**Aim**: All lines in the data bearing the string "JSON" should be identified and copied.

**Material**:
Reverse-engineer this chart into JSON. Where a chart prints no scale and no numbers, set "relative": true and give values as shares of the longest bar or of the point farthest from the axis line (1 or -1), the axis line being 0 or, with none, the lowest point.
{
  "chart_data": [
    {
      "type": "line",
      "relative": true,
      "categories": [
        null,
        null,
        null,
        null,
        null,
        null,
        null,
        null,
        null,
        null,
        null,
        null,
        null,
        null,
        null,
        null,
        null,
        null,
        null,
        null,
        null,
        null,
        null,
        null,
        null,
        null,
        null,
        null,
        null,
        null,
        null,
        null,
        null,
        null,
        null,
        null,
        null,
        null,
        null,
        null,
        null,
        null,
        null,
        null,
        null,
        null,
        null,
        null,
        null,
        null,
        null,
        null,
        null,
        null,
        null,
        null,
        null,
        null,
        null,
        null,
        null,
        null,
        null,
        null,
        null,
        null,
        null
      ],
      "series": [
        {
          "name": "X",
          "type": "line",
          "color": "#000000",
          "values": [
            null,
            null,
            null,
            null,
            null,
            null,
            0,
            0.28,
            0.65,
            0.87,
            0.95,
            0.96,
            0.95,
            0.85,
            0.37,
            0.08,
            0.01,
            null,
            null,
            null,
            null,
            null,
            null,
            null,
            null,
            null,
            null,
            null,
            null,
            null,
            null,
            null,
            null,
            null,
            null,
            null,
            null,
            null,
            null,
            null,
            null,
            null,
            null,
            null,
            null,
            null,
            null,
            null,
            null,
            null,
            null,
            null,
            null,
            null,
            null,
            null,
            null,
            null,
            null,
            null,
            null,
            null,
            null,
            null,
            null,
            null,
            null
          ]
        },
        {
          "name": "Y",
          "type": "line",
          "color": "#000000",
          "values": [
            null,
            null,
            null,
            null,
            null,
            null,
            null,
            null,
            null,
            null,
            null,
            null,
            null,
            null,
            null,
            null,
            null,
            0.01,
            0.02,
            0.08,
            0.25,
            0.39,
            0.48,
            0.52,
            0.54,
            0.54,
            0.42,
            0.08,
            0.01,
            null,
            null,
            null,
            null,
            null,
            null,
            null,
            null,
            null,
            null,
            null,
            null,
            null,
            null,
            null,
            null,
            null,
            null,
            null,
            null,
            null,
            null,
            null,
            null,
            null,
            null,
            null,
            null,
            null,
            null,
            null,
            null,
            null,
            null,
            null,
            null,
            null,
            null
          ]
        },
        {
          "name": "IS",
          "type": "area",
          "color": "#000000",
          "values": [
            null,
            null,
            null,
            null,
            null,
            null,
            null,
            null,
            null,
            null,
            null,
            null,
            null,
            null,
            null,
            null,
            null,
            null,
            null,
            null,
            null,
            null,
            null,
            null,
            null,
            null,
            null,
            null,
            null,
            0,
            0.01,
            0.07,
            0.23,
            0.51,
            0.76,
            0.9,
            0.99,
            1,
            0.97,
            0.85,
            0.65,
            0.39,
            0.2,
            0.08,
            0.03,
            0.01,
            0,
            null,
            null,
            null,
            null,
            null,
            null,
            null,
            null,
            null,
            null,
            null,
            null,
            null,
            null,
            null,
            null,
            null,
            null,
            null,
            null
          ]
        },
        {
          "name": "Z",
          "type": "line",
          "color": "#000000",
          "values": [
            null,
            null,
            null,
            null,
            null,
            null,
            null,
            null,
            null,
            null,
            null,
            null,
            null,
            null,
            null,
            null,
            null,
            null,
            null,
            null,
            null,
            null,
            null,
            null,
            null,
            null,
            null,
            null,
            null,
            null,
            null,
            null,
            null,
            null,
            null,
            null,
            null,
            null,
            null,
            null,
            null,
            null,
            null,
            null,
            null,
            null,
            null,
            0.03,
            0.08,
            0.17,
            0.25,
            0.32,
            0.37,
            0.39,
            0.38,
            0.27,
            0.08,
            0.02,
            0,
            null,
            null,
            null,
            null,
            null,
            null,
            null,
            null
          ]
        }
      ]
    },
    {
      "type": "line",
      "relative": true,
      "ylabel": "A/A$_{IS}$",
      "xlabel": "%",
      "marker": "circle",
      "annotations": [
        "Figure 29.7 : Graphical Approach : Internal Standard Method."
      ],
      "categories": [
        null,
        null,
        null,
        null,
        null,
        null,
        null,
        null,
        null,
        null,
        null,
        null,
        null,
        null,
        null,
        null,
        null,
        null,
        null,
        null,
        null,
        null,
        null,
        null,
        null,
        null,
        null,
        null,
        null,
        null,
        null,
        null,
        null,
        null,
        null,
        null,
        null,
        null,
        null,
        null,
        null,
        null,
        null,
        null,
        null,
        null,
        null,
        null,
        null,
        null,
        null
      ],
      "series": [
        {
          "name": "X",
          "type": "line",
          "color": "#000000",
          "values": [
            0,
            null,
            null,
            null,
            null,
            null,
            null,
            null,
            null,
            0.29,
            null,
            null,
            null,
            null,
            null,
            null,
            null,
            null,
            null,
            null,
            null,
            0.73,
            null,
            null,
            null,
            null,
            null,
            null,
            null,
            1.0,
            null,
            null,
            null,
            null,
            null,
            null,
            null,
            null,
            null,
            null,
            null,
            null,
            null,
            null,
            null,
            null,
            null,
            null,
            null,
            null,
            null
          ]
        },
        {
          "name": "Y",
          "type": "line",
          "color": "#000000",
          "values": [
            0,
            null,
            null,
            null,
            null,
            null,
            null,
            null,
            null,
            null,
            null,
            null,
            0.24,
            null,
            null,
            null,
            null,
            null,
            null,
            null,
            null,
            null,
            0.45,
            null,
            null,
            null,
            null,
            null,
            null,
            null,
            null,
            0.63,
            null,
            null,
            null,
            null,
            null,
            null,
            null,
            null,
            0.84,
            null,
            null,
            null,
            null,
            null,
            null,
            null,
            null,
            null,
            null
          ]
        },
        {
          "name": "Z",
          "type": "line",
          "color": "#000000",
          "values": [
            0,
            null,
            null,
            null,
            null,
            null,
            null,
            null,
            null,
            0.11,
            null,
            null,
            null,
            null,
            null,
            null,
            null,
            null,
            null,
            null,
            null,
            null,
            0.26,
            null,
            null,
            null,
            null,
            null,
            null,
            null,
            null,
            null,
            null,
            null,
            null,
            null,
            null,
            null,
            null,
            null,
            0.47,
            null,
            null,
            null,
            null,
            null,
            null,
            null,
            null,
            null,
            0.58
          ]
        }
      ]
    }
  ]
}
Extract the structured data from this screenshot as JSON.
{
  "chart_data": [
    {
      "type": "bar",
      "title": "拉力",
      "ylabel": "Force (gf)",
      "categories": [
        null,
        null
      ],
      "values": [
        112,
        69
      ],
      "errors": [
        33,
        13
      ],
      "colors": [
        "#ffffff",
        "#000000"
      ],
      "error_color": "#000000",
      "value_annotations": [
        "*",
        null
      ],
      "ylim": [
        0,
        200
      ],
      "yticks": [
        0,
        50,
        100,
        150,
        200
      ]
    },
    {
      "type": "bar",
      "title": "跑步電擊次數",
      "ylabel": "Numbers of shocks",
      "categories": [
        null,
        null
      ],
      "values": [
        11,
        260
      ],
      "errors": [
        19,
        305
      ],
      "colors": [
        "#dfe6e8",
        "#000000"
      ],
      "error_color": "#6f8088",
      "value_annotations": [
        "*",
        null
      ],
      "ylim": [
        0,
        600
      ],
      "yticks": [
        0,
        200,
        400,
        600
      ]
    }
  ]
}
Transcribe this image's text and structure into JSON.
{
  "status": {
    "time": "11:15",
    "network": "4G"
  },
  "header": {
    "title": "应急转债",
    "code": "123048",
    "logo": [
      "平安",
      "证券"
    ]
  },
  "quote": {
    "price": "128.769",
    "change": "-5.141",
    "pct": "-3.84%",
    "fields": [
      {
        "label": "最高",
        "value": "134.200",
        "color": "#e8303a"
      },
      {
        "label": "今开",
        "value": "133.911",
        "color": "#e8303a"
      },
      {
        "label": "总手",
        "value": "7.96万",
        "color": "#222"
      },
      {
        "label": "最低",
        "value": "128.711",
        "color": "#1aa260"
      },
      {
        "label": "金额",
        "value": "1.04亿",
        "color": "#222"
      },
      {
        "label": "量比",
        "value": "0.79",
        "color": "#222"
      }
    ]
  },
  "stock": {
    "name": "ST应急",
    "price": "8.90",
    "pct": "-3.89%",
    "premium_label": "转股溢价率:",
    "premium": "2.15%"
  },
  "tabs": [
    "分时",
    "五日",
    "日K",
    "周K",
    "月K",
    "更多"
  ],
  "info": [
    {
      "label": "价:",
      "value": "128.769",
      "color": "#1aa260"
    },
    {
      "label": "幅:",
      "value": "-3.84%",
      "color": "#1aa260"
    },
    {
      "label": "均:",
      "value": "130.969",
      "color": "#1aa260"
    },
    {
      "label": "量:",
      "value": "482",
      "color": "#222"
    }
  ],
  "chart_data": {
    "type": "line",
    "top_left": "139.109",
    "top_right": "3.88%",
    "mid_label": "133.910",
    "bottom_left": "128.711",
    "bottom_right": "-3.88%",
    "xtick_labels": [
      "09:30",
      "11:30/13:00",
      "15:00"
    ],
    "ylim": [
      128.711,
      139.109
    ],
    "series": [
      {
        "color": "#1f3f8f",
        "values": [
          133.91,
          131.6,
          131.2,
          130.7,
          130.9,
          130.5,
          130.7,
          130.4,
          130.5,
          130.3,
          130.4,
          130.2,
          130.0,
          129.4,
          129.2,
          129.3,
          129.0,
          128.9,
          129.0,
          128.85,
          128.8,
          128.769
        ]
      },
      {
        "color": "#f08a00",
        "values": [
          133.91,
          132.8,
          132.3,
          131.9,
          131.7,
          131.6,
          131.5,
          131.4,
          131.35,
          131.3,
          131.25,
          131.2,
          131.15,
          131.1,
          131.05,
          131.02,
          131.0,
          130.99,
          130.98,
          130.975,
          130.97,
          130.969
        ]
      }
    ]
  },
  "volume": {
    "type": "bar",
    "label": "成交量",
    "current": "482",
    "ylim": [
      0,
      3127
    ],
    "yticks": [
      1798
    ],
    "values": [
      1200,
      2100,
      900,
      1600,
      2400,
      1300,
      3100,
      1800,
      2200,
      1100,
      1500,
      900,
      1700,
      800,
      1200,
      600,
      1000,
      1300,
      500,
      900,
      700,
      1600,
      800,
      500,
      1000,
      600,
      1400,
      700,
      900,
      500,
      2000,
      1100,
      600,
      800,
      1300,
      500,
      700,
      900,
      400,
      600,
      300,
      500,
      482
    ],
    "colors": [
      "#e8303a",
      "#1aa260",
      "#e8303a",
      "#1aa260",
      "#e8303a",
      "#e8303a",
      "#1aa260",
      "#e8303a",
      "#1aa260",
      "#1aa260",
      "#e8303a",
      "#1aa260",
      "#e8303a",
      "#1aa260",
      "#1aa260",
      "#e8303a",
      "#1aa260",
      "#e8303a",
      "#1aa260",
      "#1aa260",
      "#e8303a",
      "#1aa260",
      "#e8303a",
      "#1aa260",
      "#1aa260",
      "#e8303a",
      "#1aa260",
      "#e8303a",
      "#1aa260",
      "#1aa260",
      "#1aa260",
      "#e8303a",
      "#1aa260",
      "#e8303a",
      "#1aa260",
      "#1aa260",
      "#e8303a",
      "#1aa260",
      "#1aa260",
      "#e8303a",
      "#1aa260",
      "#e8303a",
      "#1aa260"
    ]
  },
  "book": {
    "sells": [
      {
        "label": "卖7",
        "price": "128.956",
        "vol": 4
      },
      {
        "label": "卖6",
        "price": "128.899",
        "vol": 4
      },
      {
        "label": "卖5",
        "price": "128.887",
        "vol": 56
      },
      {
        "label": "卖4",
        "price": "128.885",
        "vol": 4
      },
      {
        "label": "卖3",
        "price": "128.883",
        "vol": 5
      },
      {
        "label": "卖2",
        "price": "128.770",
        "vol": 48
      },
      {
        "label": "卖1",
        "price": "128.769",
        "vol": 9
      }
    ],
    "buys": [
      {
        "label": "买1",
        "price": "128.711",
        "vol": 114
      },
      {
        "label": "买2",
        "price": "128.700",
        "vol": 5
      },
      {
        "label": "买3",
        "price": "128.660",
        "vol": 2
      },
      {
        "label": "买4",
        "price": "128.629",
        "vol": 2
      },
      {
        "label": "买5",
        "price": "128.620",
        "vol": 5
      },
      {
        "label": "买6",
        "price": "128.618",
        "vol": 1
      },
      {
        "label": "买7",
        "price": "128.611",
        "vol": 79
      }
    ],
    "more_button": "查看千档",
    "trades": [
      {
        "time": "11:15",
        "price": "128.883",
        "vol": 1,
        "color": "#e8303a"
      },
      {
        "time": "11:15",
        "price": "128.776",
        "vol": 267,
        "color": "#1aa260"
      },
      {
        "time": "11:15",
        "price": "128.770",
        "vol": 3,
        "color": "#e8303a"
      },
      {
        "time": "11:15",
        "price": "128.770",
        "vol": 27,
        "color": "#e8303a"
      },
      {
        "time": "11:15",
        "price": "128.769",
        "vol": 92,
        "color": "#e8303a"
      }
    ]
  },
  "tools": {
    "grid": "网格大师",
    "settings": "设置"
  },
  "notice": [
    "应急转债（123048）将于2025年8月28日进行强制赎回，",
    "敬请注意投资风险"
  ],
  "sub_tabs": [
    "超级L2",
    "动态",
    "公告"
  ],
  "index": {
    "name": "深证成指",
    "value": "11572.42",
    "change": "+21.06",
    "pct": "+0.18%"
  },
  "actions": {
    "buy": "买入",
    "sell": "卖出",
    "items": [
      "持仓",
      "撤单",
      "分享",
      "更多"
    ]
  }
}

**Written response**:
Reverse-engineer this chart into JSON. Where a chart prints no scale and no numbers, set "relative": true and give values as shares of the longest bar or of the point farthest from the axis line (1 or -1), the axis line being 0 or, with none, the lowest point.
Extract the structured data from this screenshot as JSON.
Transcribe this image's text and structure into JSON.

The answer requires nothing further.